Source records
-- Start --

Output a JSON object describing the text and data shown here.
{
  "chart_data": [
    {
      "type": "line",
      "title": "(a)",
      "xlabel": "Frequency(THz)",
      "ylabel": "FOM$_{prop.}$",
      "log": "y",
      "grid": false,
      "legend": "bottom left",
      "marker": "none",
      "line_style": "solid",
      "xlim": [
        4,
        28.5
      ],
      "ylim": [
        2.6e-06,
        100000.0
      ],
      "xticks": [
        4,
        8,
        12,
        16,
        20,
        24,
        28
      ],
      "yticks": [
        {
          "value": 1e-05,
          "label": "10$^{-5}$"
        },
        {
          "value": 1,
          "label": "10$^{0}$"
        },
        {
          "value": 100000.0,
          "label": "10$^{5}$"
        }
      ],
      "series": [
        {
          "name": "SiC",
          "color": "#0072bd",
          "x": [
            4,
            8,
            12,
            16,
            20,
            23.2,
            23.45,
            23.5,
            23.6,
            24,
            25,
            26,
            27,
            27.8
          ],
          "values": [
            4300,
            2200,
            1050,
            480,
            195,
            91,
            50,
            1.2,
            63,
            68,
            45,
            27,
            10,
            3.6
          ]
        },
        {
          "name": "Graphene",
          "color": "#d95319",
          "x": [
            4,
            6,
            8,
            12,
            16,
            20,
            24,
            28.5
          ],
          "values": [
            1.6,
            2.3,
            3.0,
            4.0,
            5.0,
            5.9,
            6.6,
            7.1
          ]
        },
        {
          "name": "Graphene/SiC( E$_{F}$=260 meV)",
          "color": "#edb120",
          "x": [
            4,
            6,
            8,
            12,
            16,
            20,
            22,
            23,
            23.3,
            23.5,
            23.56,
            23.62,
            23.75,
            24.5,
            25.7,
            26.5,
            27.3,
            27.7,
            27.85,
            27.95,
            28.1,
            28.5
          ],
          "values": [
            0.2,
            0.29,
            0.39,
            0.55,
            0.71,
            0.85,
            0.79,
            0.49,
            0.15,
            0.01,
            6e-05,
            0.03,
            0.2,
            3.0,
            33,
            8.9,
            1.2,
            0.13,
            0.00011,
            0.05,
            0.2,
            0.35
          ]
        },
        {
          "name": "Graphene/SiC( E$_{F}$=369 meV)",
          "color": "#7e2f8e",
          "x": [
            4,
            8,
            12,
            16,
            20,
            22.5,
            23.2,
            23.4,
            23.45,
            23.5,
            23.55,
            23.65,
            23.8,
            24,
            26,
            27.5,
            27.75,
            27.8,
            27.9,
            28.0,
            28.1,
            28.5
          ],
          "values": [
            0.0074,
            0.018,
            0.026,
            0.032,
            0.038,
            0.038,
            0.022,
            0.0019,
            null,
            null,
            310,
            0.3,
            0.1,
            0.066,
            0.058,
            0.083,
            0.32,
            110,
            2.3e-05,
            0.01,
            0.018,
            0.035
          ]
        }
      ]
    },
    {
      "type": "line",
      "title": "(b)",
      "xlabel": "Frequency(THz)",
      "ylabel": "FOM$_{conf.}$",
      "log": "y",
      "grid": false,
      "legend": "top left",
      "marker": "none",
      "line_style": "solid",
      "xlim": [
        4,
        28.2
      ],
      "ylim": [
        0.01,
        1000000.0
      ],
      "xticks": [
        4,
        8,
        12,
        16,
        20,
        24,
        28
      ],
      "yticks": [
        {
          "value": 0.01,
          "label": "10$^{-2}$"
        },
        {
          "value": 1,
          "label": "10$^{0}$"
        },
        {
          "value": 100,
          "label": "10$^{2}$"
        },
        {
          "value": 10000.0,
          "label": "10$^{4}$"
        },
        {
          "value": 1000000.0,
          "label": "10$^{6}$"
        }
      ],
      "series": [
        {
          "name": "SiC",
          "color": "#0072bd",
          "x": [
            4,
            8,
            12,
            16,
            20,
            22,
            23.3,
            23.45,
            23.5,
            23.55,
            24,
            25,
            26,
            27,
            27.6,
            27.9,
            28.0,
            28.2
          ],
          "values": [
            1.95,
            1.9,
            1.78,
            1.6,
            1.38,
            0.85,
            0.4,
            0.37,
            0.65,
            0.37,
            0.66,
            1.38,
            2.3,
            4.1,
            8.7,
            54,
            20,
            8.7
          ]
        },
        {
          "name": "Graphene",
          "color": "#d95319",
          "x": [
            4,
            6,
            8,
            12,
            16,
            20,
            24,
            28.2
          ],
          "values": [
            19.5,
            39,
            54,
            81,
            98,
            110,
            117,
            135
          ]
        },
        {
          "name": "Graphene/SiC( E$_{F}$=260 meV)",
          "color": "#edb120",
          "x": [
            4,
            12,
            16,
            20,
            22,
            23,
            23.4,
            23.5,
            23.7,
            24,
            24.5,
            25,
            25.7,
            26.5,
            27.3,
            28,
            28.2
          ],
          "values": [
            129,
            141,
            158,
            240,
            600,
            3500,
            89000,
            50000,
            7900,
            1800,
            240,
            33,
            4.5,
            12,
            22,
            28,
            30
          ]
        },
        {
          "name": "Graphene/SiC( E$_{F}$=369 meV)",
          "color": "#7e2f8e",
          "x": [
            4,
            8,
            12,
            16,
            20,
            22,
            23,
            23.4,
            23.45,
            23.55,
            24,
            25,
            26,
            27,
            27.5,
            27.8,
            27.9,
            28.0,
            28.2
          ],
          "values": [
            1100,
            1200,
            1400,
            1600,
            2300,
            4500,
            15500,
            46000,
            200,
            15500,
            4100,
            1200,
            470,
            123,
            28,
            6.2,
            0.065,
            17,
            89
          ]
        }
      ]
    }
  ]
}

-- End --

Please output the complete data exactly.

**Task answer**
Output a JSON object describing the text and data shown here.
{
  "chart_data": [
    {
      "type": "line",
      "title": "(a)",
      "xlabel": "Frequency(THz)",
      "ylabel": "FOM$_{prop.}$",
      "log": "y",
      "grid": false,
      "legend": "bottom left",
      "marker": "none",
      "line_style": "solid",
      "xlim": [
        4,
        28.5
      ],
      "ylim": [
        2.6e-06,
        100000.0
      ],
      "xticks": [
        4,
        8,
        12,
        16,
        20,
        24,
        28
      ],
      "yticks": [
        {
          "value": 1e-05,
          "label": "10$^{-5}$"
        },
        {
          "value": 1,
          "label": "10$^{0}$"
        },
        {
          "value": 100000.0,
          "label": "10$^{5}$"
        }
      ],
      "series": [
        {
          "name": "SiC",
          "color": "#0072bd",
          "x": [
            4,
            8,
            12,
            16,
            20,
            23.2,
            23.45,
            23.5,
            23.6,
            24,
            25,
            26,
            27,
            27.8
          ],
          "values": [
            4300,
            2200,
            1050,
            480,
            195,
            91,
            50,
            1.2,
            63,
            68,
            45,
            27,
            10,
            3.6
          ]
        },
        {
          "name": "Graphene",
          "color": "#d95319",
          "x": [
            4,
            6,
            8,
            12,
            16,
            20,
            24,
            28.5
          ],
          "values": [
            1.6,
            2.3,
            3.0,
            4.0,
            5.0,
            5.9,
            6.6,
            7.1
          ]
        },
        {
          "name": "Graphene/SiC( E$_{F}$=260 meV)",
          "color": "#edb120",
          "x": [
            4,
            6,
            8,
            12,
            16,
            20,
            22,
            23,
            23.3,
            23.5,
            23.56,
            23.62,
            23.75,
            24.5,
            25.7,
            26.5,
            27.3,
            27.7,
            27.85,
            27.95,
            28.1,
            28.5
          ],
          "values": [
            0.2,
            0.29,
            0.39,
            0.55,
            0.71,
            0.85,
            0.79,
            0.49,
            0.15,
            0.01,
            6e-05,
            0.03,
            0.2,
            3.0,
            33,
            8.9,
            1.2,
            0.13,
            0.00011,
            0.05,
            0.2,
            0.35
          ]
        },
        {
          "name": "Graphene/SiC( E$_{F}$=369 meV)",
          "color": "#7e2f8e",
          "x": [
            4,
            8,
            12,
            16,
            20,
            22.5,
            23.2,
            23.4,
            23.45,
            23.5,
            23.55,
            23.65,
            23.8,
            24,
            26,
            27.5,
            27.75,
            27.8,
            27.9,
            28.0,
            28.1,
            28.5
          ],
          "values": [
            0.0074,
            0.018,
            0.026,
            0.032,
            0.038,
            0.038,
            0.022,
            0.0019,
            null,
            null,
            310,
            0.3,
            0.1,
            0.066,
            0.058,
            0.083,
            0.32,
            110,
            2.3e-05,
            0.01,
            0.018,
            0.035
          ]
        }
      ]
    },
    {
      "type": "line",
      "title": "(b)",
      "xlabel": "Frequency(THz)",
      "ylabel": "FOM$_{conf.}$",
      "log": "y",
      "grid": false,
      "legend": "top left",
      "marker": "none",
      "line_style": "solid",
      "xlim": [
        4,
        28.2
      ],
      "ylim": [
        0.01,
        1000000.0
      ],
      "xticks": [
        4,
        8,
        12,
        16,
        20,
        24,
        28
      ],
      "yticks": [
        {
          "value": 0.01,
          "label": "10$^{-2}$"
        },
        {
          "value": 1,
          "label": "10$^{0}$"
        },
        {
          "value": 100,
          "label": "10$^{2}$"
        },
        {
          "value": 10000.0,
          "label": "10$^{4}$"
        },
        {
          "value": 1000000.0,
          "label": "10$^{6}$"
        }
      ],
      "series": [
        {
          "name": "SiC",
          "color": "#0072bd",
          "x": [
            4,
            8,
            12,
            16,
            20,
            22,
            23.3,
            23.45,
            23.5,
            23.55,
            24,
            25,
            26,
            27,
            27.6,
            27.9,
            28.0,
            28.2
          ],
          "values": [
            1.95,
            1.9,
            1.78,
            1.6,
            1.38,
            0.85,
            0.4,
            0.37,
            0.65,
            0.37,
            0.66,
            1.38,
            2.3,
            4.1,
            8.7,
            54,
            20,
            8.7
          ]
        },
        {
          "name": "Graphene",
          "color": "#d95319",
          "x": [
            4,
            6,
            8,
            12,
            16,
            20,
            24,
            28.2
          ],
          "values": [
            19.5,
            39,
            54,
            81,
            98,
            110,
            117,
            135
          ]
        },
        {
          "name": "Graphene/SiC( E$_{F}$=260 meV)",
          "color": "#edb120",
          "x": [
            4,
            12,
            16,
            20,
            22,
            23,
            23.4,
            23.5,
            23.7,
            24,
            24.5,
            25,
            25.7,
            26.5,
            27.3,
            28,
            28.2
          ],
          "values": [
            129,
            141,
            158,
            240,
            600,
            3500,
            89000,
            50000,
            7900,
            1800,
            240,
            33,
            4.5,
            12,
            22,
            28,
            30
          ]
        },
        {
          "name": "Graphene/SiC( E$_{F}$=369 meV)",
          "color": "#7e2f8e",
          "x": [
            4,
            8,
            12,
            16,
            20,
            22,
            23,
            23.4,
            23.45,
            23.55,
            24,
            25,
            26,
            27,
            27.5,
            27.8,
            27.9,
            28.0,
            28.2
          ],
          "values": [
            1100,
            1200,
            1400,
            1600,
            2300,
            4500,
            15500,
            46000,
            200,
            15500,
            4100,
            1200,
            470,
            123,
            28,
            6.2,
            0.065,
            17,
            89
          ]
        }
      ]
    }
  ]
}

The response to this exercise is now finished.